● **Instructions for the task**
Copy all of the records below verbatim.

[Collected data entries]
--- START ---

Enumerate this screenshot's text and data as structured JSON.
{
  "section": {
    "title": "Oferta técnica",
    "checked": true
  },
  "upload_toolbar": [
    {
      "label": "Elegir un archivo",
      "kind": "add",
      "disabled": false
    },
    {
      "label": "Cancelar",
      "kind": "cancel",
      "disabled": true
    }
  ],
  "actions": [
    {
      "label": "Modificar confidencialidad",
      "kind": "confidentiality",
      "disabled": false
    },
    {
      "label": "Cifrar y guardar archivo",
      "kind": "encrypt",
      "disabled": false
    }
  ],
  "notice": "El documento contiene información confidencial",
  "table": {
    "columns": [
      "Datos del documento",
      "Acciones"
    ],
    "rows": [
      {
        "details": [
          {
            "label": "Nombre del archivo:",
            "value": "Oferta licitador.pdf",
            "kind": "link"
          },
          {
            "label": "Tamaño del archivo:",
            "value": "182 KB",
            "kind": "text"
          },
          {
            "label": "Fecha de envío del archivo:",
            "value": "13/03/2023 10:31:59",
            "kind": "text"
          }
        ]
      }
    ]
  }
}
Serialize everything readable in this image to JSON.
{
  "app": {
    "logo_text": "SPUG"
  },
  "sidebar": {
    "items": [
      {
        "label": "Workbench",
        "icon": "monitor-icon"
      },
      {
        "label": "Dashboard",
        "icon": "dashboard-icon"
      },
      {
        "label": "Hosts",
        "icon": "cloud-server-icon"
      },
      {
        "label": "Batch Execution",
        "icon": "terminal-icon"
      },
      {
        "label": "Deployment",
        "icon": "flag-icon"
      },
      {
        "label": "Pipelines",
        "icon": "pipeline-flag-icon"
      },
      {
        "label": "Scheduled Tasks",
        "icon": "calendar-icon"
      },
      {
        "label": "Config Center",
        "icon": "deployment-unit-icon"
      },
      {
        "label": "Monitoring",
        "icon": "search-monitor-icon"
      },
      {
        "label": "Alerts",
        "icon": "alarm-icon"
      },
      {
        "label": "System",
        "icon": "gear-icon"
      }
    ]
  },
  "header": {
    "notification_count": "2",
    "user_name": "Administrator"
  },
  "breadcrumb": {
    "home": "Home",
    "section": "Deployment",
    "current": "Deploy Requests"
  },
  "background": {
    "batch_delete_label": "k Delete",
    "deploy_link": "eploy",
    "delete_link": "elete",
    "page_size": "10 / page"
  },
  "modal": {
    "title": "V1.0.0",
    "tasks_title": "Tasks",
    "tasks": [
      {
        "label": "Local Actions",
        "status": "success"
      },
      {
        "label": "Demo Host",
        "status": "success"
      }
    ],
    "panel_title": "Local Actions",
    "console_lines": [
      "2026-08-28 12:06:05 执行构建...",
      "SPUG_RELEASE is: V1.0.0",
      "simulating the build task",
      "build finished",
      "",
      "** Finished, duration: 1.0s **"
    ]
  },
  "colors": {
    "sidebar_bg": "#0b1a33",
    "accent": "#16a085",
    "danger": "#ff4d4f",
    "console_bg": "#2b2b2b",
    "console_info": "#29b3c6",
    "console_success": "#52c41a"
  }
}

--- END ---

● **The answer**
Enumerate this screenshot's text and data as structured JSON.
{
  "section": {
    "title": "Oferta técnica",
    "checked": true
  },
  "upload_toolbar": [
    {
      "label": "Elegir un archivo",
      "kind": "add",
      "disabled": false
    },
    {
      "label": "Cancelar",
      "kind": "cancel",
      "disabled": true
    }
  ],
  "actions": [
    {
      "label": "Modificar confidencialidad",
      "kind": "confidentiality",
      "disabled": false
    },
    {
      "label": "Cifrar y guardar archivo",
      "kind": "encrypt",
      "disabled": false
    }
  ],
  "notice": "El documento contiene información confidencial",
  "table": {
    "columns": [
      "Datos del documento",
      "Acciones"
    ],
    "rows": [
      {
        "details": [
          {
            "label": "Nombre del archivo:",
            "value": "Oferta licitador.pdf",
            "kind": "link"
          },
          {
            "label": "Tamaño del archivo:",
            "value": "182 KB",
            "kind": "text"
          },
          {
            "label": "Fecha de envío del archivo:",
            "value": "13/03/2023 10:31:59",
            "kind": "text"
          }
        ]
      }
    ]
  }
}
Serialize everything readable in this image to JSON.
{
  "app": {
    "logo_text": "SPUG"
  },
  "sidebar": {
    "items": [
      {
        "label": "Workbench",
        "icon": "monitor-icon"
      },
      {
        "label": "Dashboard",
        "icon": "dashboard-icon"
      },
      {
        "label": "Hosts",
        "icon": "cloud-server-icon"
      },
      {
        "label": "Batch Execution",
        "icon": "terminal-icon"
      },
      {
        "label": "Deployment",
        "icon": "flag-icon"
      },
      {
        "label": "Pipelines",
        "icon": "pipeline-flag-icon"
      },
      {
        "label": "Scheduled Tasks",
        "icon": "calendar-icon"
      },
      {
        "label": "Config Center",
        "icon": "deployment-unit-icon"
      },
      {
        "label": "Monitoring",
        "icon": "search-monitor-icon"
      },
      {
        "label": "Alerts",
        "icon": "alarm-icon"
      },
      {
        "label": "System",
        "icon": "gear-icon"
      }
    ]
  },
  "header": {
    "notification_count": "2",
    "user_name": "Administrator"
  },
  "breadcrumb": {
    "home": "Home",
    "section": "Deployment",
    "current": "Deploy Requests"
  },
  "background": {
    "batch_delete_label": "k Delete",
    "deploy_link": "eploy",
    "delete_link": "elete",
    "page_size": "10 / page"
  },
  "modal": {
    "title": "V1.0.0",
    "tasks_title": "Tasks",
    "tasks": [
      {
        "label": "Local Actions",
        "status": "success"
      },
      {
        "label": "Demo Host",
        "status": "success"
      }
    ],
    "panel_title": "Local Actions",
    "console_lines": [
      "2026-08-28 12:06:05 执行构建...",
      "SPUG_RELEASE is: V1.0.0",
      "simulating the build task",
      "build finished",
      "",
      "** Finished, duration: 1.0s **"
    ]
  },
  "colors": {
    "sidebar_bg": "#0b1a33",
    "accent": "#16a085",
    "danger": "#ff4d4f",
    "console_bg": "#2b2b2b",
    "console_info": "#29b3c6",
    "console_success": "#52c41a"
  }
}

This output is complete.